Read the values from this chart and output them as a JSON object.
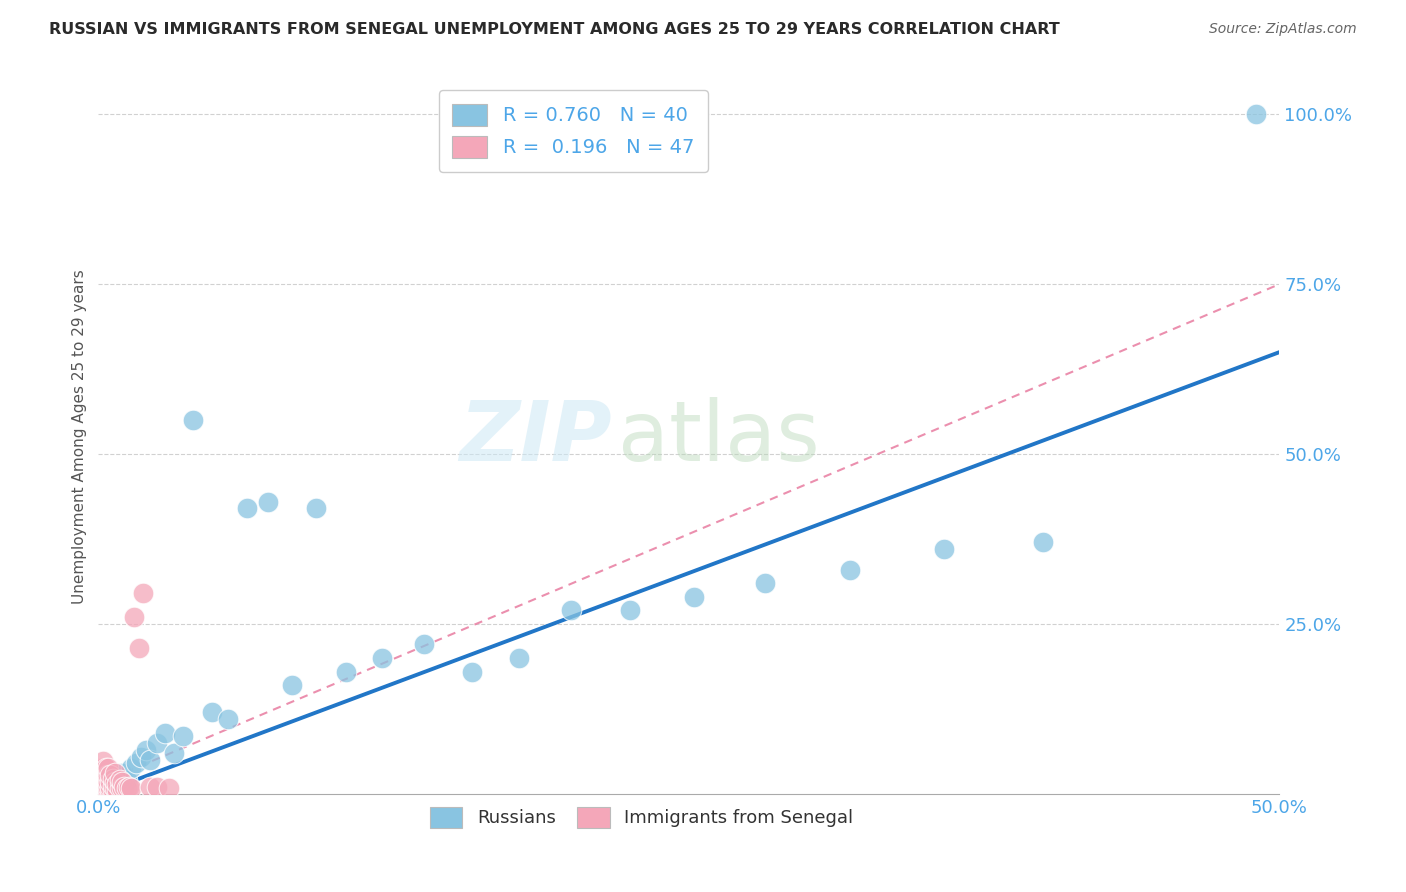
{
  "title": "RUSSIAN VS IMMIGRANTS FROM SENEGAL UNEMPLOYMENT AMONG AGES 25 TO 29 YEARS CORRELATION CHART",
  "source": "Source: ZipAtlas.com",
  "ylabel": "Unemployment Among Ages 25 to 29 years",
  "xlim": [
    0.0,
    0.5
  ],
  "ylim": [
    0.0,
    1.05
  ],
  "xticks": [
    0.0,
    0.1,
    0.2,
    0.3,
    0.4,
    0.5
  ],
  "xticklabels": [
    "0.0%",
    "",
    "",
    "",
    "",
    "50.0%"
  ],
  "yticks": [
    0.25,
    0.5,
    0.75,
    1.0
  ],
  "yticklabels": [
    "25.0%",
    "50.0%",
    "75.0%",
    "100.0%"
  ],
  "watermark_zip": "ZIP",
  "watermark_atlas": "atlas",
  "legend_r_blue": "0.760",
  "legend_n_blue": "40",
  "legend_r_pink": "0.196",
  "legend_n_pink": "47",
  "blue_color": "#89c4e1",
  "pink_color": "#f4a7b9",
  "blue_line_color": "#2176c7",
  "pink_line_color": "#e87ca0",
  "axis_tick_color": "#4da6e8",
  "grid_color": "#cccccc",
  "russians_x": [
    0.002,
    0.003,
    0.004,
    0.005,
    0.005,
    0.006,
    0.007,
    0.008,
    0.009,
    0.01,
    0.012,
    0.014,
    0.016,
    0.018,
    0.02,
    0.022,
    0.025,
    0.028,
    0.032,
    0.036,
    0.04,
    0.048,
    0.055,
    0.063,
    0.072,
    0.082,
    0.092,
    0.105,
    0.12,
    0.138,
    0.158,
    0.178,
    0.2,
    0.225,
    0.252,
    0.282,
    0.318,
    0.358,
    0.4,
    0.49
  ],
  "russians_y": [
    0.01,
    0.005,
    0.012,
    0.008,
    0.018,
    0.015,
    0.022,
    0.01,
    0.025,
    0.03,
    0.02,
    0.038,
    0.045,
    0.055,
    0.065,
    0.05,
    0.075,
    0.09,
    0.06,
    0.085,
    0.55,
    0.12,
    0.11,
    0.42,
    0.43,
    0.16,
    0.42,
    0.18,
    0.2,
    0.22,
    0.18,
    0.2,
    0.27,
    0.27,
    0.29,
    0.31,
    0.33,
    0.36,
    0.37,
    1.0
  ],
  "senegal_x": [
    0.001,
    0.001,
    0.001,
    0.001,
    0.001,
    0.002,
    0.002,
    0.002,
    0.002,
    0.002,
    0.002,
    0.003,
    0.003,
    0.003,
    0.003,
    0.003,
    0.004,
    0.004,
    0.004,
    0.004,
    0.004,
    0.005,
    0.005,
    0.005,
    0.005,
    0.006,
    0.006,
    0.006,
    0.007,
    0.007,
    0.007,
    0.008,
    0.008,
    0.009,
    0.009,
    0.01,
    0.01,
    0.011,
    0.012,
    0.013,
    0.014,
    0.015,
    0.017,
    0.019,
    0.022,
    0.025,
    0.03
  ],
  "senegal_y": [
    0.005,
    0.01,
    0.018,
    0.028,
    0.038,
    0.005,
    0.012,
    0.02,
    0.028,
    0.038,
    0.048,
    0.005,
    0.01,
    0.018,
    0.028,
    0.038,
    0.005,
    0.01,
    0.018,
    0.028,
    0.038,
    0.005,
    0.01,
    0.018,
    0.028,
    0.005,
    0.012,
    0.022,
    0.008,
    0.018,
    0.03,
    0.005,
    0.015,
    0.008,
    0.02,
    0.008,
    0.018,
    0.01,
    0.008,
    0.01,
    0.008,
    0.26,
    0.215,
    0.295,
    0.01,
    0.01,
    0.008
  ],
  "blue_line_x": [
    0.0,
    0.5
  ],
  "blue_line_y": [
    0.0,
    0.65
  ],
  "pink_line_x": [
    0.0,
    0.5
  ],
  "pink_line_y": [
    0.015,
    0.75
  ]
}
====
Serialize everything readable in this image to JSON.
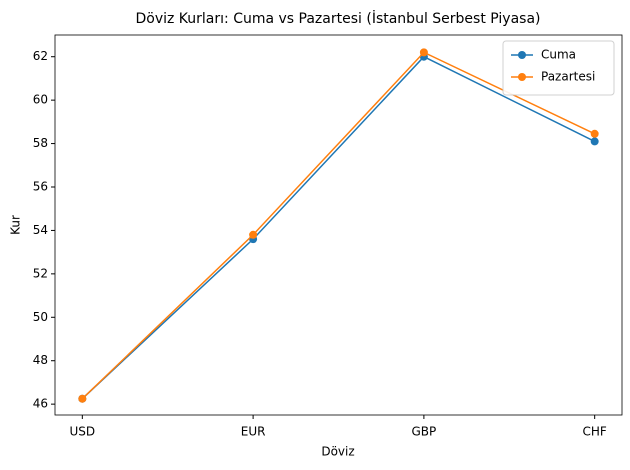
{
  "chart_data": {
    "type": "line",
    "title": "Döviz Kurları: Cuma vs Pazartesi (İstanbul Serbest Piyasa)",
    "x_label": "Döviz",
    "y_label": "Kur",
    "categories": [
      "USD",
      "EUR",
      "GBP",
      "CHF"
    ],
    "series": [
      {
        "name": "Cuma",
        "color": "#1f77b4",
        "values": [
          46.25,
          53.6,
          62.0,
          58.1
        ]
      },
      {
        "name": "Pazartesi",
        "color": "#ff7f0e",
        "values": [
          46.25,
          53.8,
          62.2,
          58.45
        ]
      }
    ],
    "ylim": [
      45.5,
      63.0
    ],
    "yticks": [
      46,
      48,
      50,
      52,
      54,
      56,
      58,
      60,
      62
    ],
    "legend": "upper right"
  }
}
====
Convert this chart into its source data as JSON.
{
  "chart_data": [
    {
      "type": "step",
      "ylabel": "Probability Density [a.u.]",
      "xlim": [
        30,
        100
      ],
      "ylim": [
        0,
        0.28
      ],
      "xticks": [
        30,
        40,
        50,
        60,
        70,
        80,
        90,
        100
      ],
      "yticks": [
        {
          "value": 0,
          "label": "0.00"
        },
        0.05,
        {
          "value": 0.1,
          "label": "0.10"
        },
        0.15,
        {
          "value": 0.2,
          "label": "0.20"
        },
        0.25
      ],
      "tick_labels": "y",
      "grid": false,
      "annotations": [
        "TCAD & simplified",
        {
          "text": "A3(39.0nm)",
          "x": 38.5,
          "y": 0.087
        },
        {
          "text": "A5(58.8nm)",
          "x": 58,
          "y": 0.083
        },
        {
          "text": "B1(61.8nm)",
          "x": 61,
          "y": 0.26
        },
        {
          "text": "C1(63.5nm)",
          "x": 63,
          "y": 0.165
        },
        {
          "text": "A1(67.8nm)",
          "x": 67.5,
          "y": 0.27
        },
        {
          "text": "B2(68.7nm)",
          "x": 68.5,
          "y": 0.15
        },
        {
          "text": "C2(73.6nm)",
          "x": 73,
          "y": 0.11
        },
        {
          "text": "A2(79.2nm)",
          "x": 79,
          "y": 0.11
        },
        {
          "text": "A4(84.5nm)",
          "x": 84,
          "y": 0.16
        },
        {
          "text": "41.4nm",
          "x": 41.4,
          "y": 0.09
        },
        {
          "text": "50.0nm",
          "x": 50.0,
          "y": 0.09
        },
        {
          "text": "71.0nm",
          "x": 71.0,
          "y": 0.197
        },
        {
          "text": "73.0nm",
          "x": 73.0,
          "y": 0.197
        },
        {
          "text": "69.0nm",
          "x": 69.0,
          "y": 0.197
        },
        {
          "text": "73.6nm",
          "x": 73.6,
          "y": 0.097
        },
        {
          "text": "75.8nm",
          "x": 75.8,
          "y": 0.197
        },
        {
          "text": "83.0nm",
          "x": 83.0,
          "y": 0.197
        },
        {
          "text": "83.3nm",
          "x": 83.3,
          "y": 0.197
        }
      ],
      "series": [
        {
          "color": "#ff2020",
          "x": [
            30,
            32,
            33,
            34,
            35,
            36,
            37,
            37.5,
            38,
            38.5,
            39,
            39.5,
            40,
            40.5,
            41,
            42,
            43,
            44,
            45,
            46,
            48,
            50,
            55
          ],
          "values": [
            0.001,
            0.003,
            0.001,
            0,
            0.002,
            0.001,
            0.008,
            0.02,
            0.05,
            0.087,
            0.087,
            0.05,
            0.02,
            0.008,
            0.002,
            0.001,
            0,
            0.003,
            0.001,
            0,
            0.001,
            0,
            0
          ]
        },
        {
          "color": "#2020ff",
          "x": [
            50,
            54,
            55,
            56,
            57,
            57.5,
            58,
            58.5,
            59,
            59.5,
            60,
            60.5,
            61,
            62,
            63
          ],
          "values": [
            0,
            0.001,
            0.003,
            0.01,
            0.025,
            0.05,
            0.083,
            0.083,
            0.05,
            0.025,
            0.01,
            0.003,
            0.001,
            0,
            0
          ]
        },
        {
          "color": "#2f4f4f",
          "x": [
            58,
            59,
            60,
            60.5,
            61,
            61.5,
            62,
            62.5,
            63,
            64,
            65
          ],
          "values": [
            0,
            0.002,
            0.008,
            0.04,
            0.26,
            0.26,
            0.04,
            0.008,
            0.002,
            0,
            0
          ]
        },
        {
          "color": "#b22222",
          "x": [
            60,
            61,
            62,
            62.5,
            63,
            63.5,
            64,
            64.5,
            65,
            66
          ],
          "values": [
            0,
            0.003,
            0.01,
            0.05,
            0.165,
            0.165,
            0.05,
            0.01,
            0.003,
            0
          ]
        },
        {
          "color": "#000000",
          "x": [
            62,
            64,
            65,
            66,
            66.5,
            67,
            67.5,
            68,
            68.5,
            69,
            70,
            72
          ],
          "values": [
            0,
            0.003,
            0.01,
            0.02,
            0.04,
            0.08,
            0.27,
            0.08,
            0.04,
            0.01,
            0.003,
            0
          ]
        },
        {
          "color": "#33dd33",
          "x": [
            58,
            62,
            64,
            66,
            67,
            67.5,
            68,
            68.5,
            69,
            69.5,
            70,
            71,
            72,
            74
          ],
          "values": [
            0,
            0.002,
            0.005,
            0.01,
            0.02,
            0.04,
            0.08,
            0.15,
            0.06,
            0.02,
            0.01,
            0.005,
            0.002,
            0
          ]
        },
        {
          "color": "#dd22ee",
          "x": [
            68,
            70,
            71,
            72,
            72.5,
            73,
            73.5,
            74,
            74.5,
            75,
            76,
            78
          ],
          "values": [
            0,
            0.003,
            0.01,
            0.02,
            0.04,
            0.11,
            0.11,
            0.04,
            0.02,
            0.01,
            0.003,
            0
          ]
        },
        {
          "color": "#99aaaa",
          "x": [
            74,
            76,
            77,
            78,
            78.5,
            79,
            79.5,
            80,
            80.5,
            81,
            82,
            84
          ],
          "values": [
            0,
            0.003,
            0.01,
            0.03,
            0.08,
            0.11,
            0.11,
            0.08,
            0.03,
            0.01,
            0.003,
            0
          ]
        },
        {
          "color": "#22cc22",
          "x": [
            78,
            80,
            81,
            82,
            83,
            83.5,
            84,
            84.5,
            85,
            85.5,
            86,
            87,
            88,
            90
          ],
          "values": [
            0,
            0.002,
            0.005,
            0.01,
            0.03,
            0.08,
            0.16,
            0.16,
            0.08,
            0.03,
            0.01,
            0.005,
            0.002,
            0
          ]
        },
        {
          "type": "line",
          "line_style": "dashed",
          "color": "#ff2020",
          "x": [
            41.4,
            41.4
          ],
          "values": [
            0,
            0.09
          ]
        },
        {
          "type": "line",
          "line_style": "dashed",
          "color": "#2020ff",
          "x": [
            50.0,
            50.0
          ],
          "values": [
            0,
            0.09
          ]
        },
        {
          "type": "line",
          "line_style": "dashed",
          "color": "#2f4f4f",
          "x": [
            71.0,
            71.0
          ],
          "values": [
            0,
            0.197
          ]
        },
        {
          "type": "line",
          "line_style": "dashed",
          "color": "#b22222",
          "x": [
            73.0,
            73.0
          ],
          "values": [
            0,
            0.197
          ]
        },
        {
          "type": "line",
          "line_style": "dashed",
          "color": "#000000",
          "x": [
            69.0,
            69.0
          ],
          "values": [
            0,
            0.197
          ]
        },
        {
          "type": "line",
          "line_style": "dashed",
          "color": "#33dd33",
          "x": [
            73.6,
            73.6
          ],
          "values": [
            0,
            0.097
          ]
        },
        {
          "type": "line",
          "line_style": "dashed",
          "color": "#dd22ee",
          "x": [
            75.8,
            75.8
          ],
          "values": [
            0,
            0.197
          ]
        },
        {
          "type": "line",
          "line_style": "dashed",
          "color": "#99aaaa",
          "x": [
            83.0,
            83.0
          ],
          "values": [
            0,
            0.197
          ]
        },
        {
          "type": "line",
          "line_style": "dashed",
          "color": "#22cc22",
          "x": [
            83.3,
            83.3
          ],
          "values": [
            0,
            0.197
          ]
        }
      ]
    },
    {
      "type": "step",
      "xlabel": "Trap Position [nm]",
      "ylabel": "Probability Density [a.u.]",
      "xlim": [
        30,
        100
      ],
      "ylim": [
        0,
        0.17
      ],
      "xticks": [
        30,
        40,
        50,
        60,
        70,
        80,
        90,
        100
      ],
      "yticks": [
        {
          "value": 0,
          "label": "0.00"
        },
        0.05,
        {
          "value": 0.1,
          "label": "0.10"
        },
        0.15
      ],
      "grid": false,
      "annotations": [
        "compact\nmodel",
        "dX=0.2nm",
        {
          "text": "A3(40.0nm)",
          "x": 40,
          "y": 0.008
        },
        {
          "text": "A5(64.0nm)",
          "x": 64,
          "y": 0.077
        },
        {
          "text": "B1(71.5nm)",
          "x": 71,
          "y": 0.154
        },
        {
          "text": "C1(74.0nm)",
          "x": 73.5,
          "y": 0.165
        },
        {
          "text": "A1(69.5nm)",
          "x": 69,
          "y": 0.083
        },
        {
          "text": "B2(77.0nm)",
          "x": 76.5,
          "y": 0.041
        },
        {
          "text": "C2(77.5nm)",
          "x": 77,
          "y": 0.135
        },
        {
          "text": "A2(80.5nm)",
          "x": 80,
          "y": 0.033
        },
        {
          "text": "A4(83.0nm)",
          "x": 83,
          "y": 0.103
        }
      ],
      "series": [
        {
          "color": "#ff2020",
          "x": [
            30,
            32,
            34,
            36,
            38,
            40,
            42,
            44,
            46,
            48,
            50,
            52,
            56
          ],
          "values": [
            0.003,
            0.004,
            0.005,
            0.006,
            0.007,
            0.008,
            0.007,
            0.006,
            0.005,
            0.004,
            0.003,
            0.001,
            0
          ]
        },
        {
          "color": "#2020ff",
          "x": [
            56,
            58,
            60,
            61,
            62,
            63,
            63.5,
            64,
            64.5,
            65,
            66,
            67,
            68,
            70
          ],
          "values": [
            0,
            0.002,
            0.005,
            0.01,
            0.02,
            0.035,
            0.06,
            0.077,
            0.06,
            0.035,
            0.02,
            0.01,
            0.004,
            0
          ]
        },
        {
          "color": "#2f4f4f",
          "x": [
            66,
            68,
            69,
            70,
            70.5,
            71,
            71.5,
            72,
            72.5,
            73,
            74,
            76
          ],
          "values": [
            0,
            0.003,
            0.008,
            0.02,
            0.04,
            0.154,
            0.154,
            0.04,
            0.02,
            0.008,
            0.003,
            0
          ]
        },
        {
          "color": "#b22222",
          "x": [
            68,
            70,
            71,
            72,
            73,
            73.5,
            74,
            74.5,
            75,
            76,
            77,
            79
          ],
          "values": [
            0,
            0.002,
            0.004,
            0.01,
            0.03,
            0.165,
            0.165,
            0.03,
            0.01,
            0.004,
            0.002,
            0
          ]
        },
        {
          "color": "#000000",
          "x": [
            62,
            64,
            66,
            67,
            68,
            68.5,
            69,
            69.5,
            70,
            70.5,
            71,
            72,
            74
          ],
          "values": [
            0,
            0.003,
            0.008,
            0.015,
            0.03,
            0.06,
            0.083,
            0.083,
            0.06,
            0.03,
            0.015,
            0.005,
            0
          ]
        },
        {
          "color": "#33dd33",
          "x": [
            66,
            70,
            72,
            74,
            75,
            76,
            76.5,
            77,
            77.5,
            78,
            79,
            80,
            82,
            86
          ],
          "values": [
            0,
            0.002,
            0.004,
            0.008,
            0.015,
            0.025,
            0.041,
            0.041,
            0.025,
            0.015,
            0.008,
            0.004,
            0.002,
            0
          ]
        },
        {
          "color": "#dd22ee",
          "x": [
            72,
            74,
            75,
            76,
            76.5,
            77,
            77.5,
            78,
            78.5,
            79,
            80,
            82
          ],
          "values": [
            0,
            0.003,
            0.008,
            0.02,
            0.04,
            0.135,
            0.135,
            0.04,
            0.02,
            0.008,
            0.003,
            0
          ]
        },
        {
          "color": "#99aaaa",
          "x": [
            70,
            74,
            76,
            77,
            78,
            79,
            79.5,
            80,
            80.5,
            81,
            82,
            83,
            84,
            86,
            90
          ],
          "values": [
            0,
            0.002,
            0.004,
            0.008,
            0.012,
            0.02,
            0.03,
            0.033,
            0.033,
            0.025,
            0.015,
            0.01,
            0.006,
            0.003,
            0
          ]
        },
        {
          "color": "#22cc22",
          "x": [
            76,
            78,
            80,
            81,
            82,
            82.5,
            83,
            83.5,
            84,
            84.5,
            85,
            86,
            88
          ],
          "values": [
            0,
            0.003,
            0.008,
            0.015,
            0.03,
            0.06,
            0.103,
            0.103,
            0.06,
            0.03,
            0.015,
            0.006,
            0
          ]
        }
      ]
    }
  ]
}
====
§ **Instructions to follow**
Return, from the data, each line that has the word "Cuma" in it.

§ **Reply**
    "title": "Döviz Kurları: Cuma vs Pazartesi (İstanbul Serbest Piyasa)",
        "name": "Cuma",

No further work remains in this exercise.